Can you rewrite the items starting at the line containing "legend: XX1 Tsys52.54" and ending at the line containing "282, 119, 300]", putting "legend-frame" in place of "legend-box" and leaving everything else unchanged?

### Input rows
□ □ □
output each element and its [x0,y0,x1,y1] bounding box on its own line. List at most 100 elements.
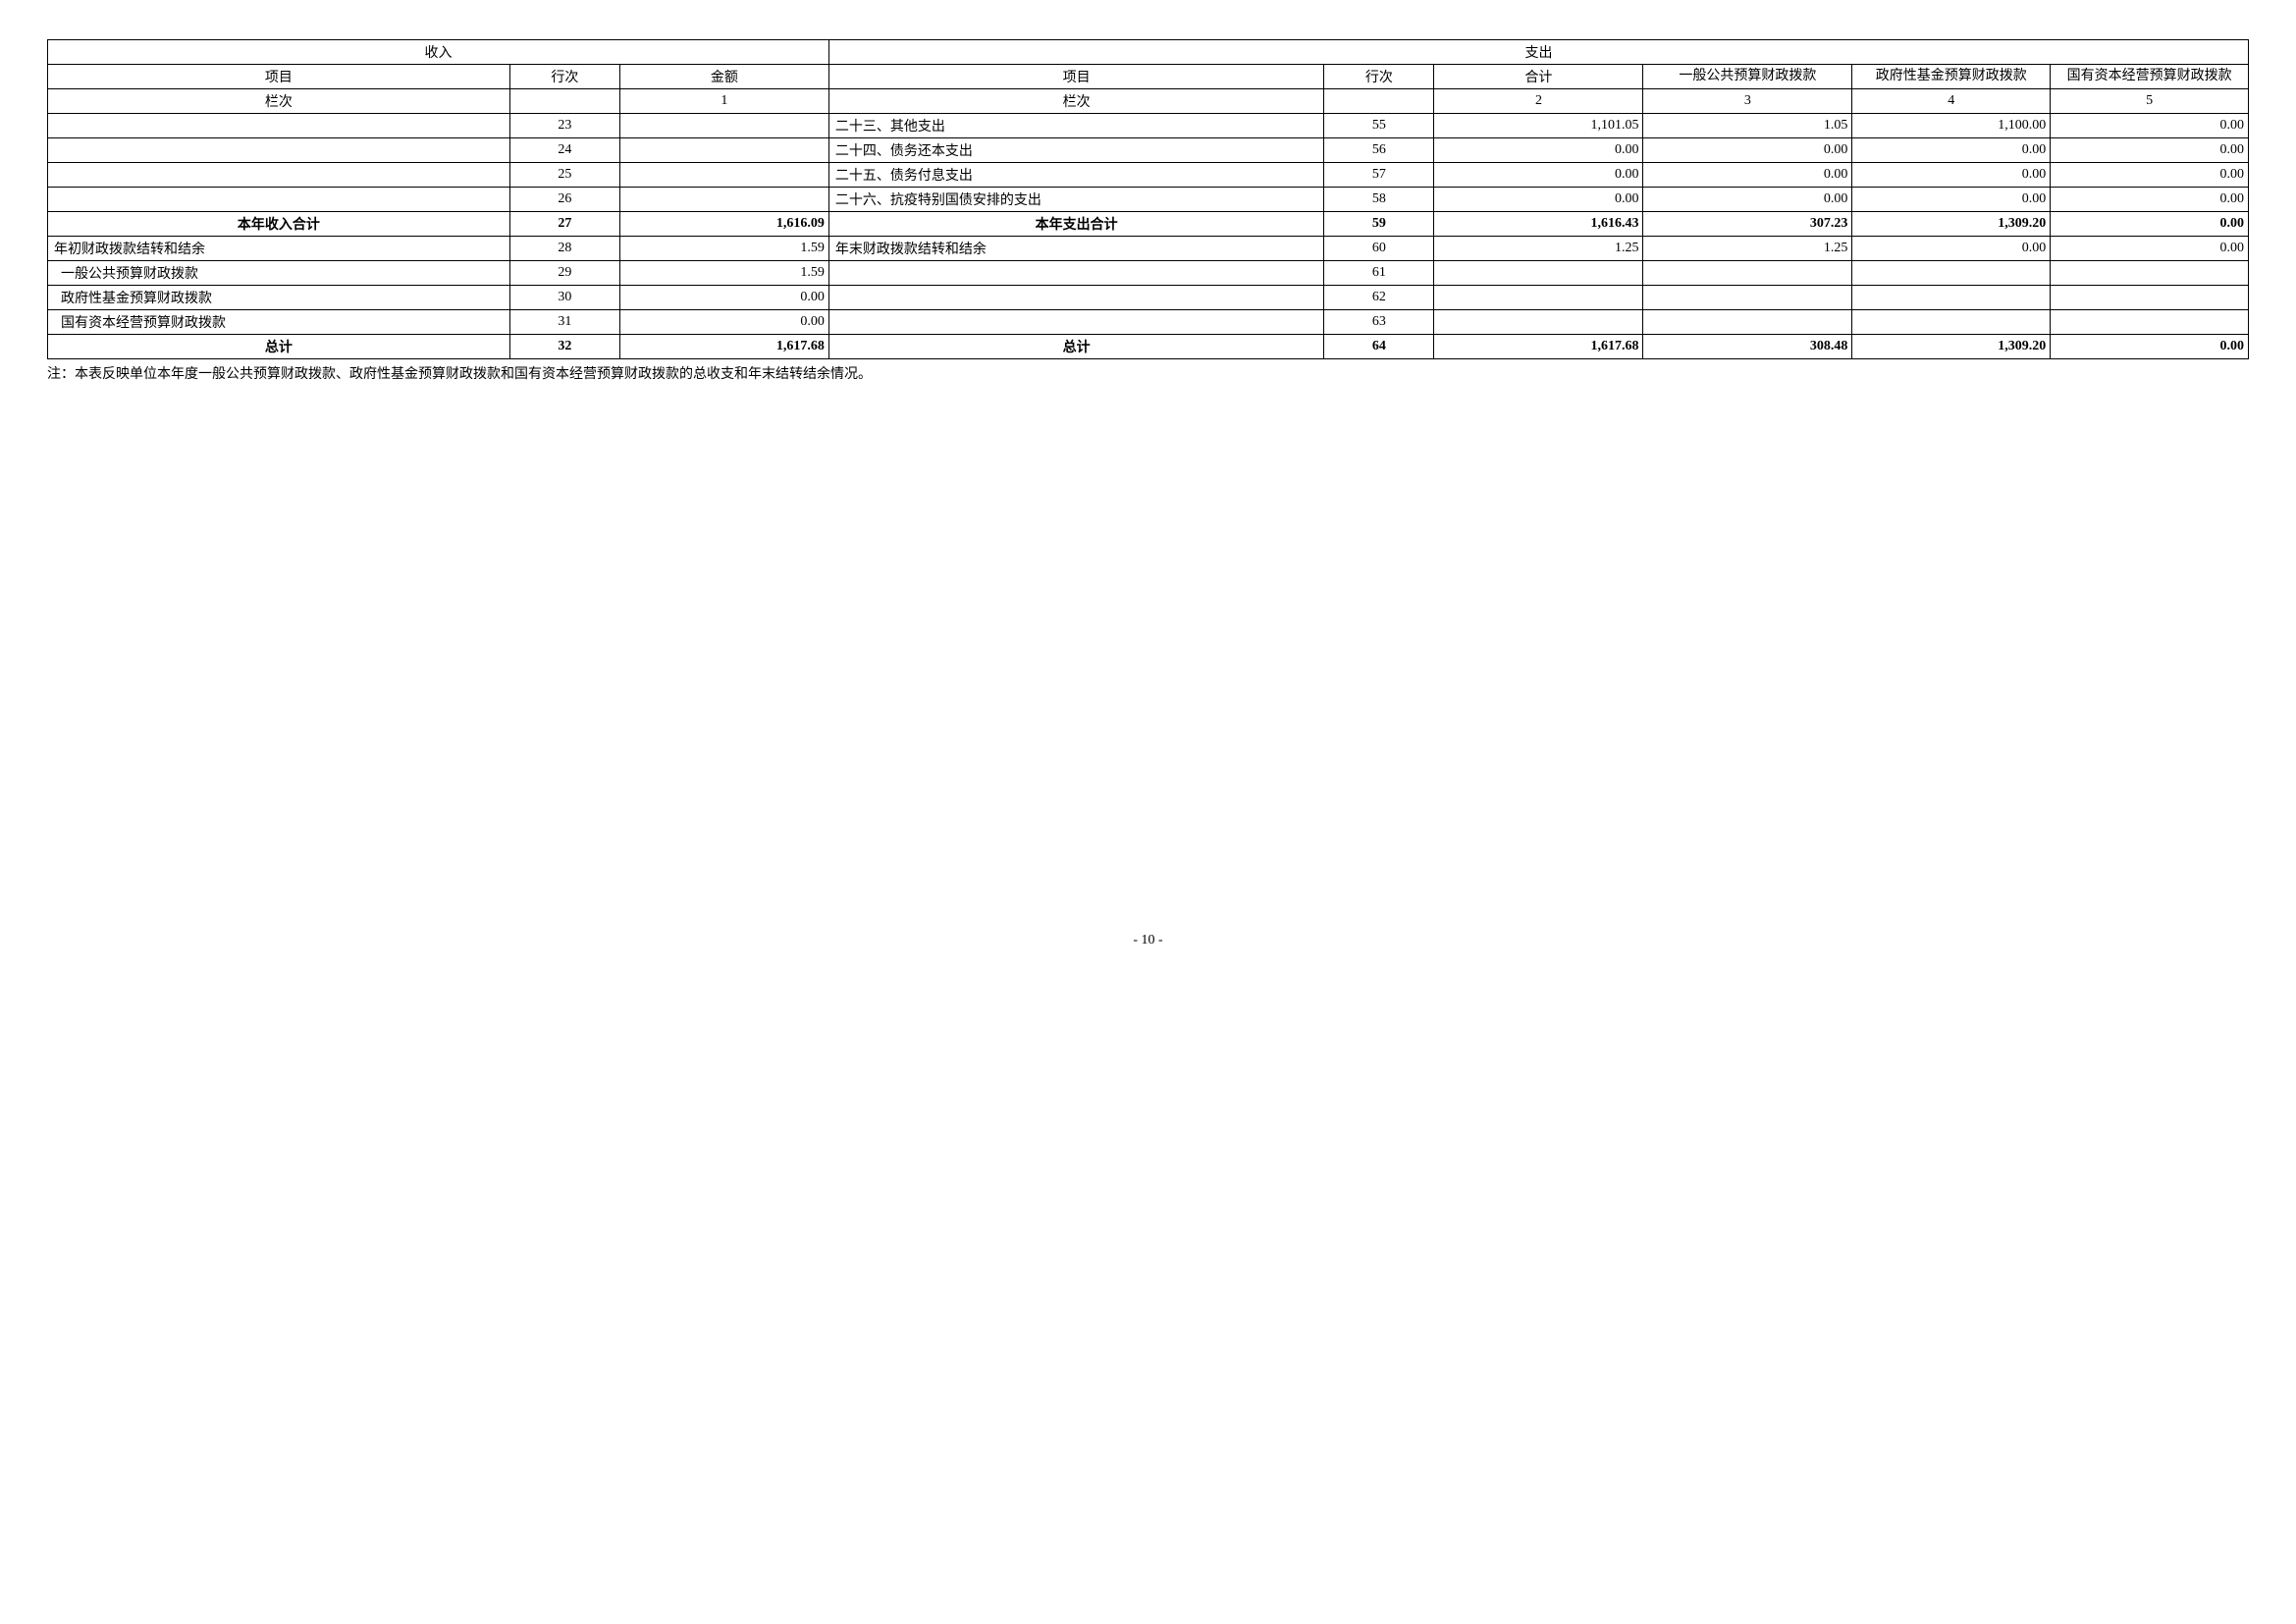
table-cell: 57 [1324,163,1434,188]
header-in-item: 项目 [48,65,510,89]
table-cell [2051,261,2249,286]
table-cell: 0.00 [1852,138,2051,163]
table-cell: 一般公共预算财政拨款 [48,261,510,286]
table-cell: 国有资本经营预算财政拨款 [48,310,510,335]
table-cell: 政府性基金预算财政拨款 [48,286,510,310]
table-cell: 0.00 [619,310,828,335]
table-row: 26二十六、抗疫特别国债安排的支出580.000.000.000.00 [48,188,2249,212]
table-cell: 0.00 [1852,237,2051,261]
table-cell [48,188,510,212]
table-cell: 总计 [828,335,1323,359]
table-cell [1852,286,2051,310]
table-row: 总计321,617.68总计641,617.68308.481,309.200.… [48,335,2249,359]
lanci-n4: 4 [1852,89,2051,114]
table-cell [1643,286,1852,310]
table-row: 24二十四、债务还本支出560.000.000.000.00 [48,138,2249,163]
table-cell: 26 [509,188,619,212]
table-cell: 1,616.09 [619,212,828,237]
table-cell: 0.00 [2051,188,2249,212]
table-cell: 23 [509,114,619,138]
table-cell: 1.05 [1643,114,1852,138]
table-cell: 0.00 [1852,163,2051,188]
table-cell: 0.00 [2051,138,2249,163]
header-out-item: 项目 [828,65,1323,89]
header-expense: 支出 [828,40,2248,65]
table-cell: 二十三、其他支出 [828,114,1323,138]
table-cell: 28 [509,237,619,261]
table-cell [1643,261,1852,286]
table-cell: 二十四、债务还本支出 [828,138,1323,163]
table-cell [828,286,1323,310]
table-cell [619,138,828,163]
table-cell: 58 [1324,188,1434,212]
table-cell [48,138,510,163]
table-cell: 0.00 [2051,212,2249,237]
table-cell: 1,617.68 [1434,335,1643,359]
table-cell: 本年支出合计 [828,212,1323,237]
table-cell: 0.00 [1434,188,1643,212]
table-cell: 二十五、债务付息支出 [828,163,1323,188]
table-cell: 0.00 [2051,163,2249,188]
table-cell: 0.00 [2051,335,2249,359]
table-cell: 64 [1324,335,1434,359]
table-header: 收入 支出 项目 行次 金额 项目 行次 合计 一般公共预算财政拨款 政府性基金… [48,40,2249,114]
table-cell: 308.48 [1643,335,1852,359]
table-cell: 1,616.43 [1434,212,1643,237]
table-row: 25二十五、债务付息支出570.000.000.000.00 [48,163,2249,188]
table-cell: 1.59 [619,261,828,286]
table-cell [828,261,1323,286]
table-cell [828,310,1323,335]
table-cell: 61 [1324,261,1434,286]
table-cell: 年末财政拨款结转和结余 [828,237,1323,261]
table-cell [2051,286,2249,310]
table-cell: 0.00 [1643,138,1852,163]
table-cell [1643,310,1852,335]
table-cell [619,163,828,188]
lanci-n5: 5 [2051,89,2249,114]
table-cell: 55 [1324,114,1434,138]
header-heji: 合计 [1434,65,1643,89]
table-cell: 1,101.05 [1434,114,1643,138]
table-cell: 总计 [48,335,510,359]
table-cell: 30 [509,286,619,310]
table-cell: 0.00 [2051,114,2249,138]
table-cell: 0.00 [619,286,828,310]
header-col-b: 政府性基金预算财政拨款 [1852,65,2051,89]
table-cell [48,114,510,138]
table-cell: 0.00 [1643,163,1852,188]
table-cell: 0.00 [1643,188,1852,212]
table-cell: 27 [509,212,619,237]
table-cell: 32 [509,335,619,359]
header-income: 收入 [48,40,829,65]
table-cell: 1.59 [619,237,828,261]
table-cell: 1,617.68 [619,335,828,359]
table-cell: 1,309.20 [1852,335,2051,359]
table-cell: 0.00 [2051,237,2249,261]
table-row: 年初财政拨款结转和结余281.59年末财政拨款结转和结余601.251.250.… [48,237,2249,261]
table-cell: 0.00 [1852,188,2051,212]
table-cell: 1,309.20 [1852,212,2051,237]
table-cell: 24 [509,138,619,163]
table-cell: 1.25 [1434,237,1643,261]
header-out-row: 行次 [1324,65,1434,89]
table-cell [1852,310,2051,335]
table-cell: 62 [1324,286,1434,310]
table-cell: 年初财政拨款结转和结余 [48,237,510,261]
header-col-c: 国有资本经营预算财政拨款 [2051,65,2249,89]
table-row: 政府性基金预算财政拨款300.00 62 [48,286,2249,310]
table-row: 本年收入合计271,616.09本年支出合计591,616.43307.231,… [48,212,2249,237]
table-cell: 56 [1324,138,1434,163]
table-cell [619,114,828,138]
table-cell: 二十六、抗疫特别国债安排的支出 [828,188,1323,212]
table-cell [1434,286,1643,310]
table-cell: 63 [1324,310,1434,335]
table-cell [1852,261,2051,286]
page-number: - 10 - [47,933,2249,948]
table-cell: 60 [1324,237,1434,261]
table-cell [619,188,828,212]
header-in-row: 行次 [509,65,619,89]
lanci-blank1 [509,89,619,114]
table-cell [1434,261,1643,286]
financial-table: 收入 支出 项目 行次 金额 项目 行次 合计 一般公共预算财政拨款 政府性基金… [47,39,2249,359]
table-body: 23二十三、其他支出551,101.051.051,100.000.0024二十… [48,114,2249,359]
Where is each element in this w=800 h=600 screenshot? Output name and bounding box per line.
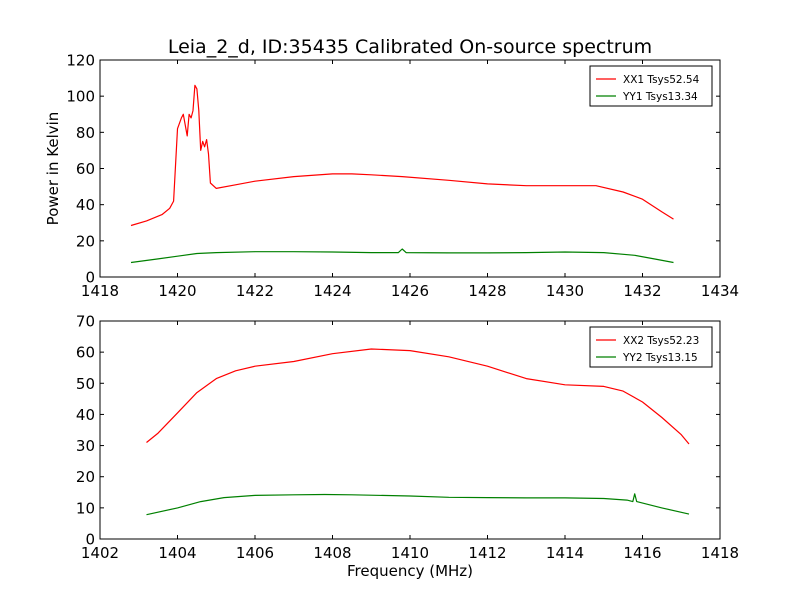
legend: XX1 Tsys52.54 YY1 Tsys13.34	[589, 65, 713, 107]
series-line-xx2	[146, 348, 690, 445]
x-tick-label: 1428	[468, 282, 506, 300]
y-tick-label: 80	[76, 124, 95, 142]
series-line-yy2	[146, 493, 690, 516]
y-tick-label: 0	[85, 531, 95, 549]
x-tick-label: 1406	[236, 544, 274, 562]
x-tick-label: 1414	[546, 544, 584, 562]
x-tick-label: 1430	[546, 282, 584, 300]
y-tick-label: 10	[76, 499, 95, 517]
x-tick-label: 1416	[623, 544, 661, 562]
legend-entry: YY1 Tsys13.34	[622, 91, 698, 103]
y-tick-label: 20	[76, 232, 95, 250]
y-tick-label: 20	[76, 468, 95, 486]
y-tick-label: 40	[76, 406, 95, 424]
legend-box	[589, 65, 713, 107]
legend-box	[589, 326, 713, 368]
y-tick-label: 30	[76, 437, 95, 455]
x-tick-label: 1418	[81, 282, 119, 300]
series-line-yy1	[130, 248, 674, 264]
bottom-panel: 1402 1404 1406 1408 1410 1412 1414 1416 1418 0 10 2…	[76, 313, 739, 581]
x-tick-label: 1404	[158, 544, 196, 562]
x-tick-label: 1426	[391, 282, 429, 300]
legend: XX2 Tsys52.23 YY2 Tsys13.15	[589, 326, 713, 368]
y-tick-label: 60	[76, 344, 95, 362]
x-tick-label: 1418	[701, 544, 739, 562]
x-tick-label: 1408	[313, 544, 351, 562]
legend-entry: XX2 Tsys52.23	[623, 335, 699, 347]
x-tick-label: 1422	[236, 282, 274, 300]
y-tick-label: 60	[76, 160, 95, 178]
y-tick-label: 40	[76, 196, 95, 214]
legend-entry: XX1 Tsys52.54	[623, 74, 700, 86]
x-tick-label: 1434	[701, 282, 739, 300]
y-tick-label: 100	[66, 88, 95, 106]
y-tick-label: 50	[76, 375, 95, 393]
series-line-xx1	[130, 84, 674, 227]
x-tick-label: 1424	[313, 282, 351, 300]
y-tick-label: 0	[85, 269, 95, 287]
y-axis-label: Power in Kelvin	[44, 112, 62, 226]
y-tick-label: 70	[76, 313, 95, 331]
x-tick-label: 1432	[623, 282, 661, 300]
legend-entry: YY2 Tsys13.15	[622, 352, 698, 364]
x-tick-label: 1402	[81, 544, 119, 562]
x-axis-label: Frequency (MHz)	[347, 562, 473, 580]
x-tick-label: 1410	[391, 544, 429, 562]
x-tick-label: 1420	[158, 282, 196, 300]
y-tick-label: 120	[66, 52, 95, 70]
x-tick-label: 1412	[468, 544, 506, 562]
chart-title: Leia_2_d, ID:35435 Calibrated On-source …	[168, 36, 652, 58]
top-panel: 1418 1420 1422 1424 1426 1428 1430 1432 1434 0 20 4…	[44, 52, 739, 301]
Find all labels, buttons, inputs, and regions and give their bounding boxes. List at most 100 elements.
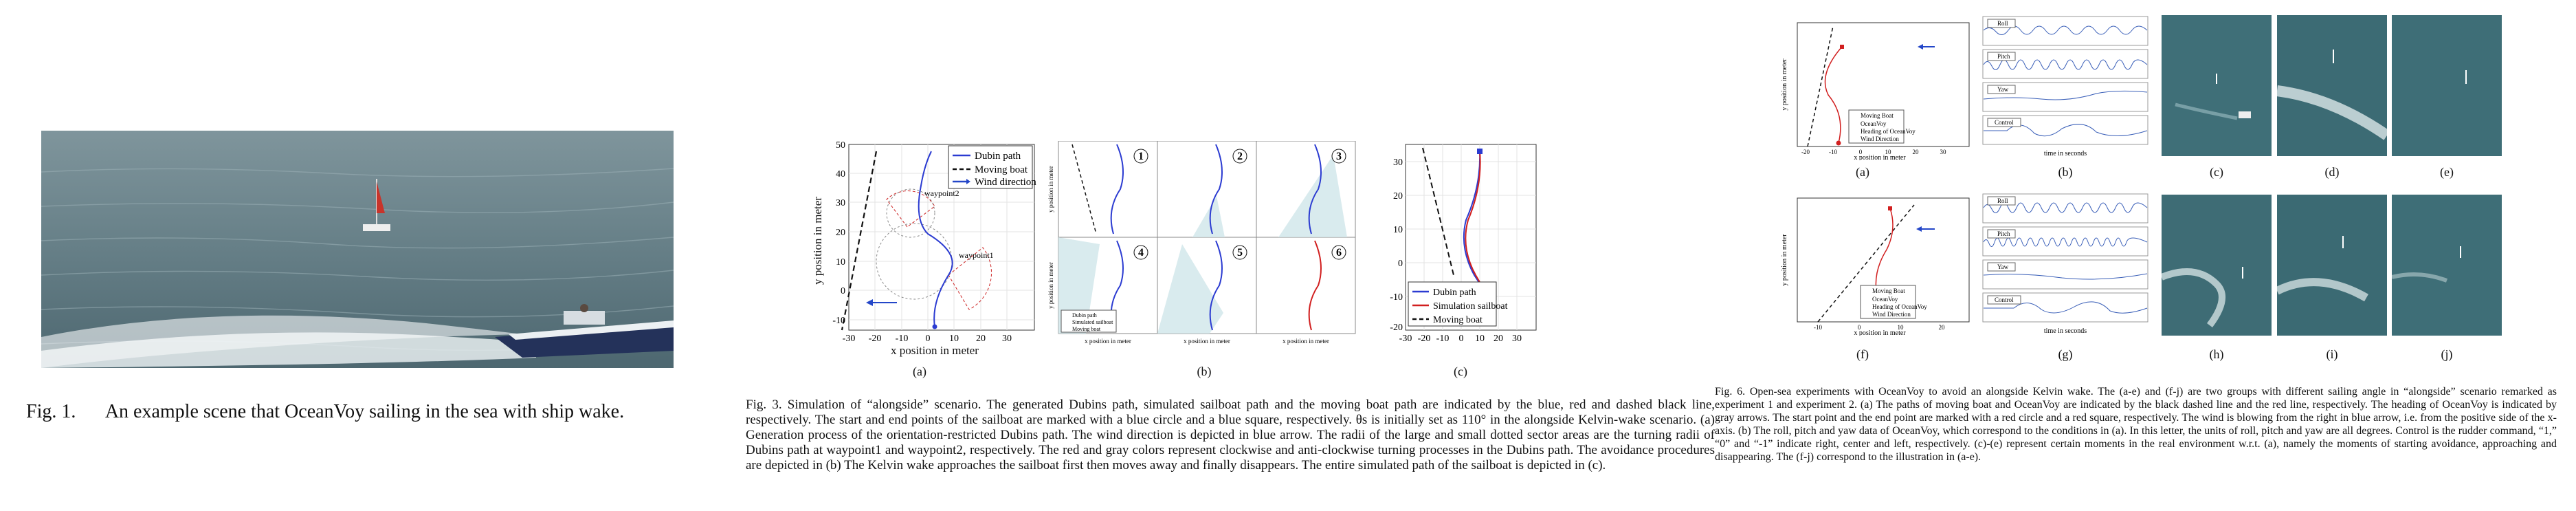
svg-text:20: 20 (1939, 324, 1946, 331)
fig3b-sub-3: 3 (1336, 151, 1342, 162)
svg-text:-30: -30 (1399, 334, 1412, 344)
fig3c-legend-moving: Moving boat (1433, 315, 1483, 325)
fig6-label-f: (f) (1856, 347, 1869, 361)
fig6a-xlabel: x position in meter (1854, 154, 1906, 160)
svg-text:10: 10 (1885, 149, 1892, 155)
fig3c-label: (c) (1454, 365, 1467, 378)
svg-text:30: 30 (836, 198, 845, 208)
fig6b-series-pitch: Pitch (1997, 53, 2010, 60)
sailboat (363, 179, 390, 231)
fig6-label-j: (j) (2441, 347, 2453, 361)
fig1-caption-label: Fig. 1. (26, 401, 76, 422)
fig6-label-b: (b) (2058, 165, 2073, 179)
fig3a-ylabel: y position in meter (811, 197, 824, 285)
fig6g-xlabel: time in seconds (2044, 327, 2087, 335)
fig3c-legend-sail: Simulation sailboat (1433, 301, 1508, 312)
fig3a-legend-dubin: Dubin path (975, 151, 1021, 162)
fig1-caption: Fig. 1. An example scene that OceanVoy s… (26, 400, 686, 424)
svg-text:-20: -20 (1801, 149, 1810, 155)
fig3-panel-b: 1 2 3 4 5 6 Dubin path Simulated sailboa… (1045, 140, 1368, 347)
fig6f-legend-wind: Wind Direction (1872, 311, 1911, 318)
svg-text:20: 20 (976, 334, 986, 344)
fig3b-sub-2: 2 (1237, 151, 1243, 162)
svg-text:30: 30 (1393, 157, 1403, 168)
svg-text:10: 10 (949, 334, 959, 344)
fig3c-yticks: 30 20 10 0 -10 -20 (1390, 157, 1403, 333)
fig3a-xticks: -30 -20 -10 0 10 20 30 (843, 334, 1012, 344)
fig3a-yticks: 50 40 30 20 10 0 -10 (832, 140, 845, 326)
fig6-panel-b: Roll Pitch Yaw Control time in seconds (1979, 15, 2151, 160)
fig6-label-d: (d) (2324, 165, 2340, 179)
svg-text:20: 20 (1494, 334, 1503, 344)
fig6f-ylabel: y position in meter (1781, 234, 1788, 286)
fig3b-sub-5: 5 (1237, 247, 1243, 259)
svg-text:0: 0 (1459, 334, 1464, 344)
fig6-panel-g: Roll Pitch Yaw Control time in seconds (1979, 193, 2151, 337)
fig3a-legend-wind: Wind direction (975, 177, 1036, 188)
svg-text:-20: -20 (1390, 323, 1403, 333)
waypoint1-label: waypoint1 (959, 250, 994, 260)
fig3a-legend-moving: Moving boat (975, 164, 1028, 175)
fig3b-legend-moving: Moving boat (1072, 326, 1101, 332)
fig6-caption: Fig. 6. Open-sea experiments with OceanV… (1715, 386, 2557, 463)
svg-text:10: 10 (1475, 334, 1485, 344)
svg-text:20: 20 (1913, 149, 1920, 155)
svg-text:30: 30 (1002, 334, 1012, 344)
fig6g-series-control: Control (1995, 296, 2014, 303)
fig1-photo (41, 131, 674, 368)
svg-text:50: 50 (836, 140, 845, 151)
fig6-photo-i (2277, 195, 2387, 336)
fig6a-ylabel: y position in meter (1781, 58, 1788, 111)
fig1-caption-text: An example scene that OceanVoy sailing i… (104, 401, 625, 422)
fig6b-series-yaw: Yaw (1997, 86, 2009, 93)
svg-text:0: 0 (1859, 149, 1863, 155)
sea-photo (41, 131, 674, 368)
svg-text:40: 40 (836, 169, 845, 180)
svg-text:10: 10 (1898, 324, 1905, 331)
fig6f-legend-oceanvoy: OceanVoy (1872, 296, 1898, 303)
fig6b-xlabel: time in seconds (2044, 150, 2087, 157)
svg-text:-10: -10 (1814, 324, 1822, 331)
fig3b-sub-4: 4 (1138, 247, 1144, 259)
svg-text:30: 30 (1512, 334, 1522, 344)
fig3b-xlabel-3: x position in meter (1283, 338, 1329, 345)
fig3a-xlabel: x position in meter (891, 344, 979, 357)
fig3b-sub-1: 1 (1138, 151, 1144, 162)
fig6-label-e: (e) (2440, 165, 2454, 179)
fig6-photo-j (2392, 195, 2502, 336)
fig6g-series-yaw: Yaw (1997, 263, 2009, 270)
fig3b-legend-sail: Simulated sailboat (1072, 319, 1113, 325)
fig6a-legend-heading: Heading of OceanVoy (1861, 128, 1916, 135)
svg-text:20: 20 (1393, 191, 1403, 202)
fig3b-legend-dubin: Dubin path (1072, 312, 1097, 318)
□ □ □
### Solved exercise
legend: XX1 Tsys52.54 YY1 Tsys13.34	[589, 65, 713, 107]
series-line-xx2	[146, 348, 690, 445]
x-tick-label: 1428	[468, 282, 506, 300]
y-tick-label: 80	[76, 124, 95, 142]
series-line-yy2	[146, 493, 690, 516]
y-tick-label: 0	[85, 531, 95, 549]
x-tick-label: 1406	[236, 544, 274, 562]
x-tick-label: 1414	[546, 544, 584, 562]
x-tick-label: 1430	[546, 282, 584, 300]
y-tick-label: 10	[76, 499, 95, 517]
x-tick-label: 1416	[623, 544, 661, 562]
legend-entry: YY1 Tsys13.34	[622, 91, 698, 103]
y-tick-label: 20	[76, 232, 95, 250]
y-tick-label: 20	[76, 468, 95, 486]
y-tick-label: 40	[76, 406, 95, 424]
legend-frame	[589, 65, 713, 107]
legend-frame	[589, 326, 713, 368]
y-tick-label: 30	[76, 437, 95, 455]
x-tick-label: 1418	[81, 282, 119, 300]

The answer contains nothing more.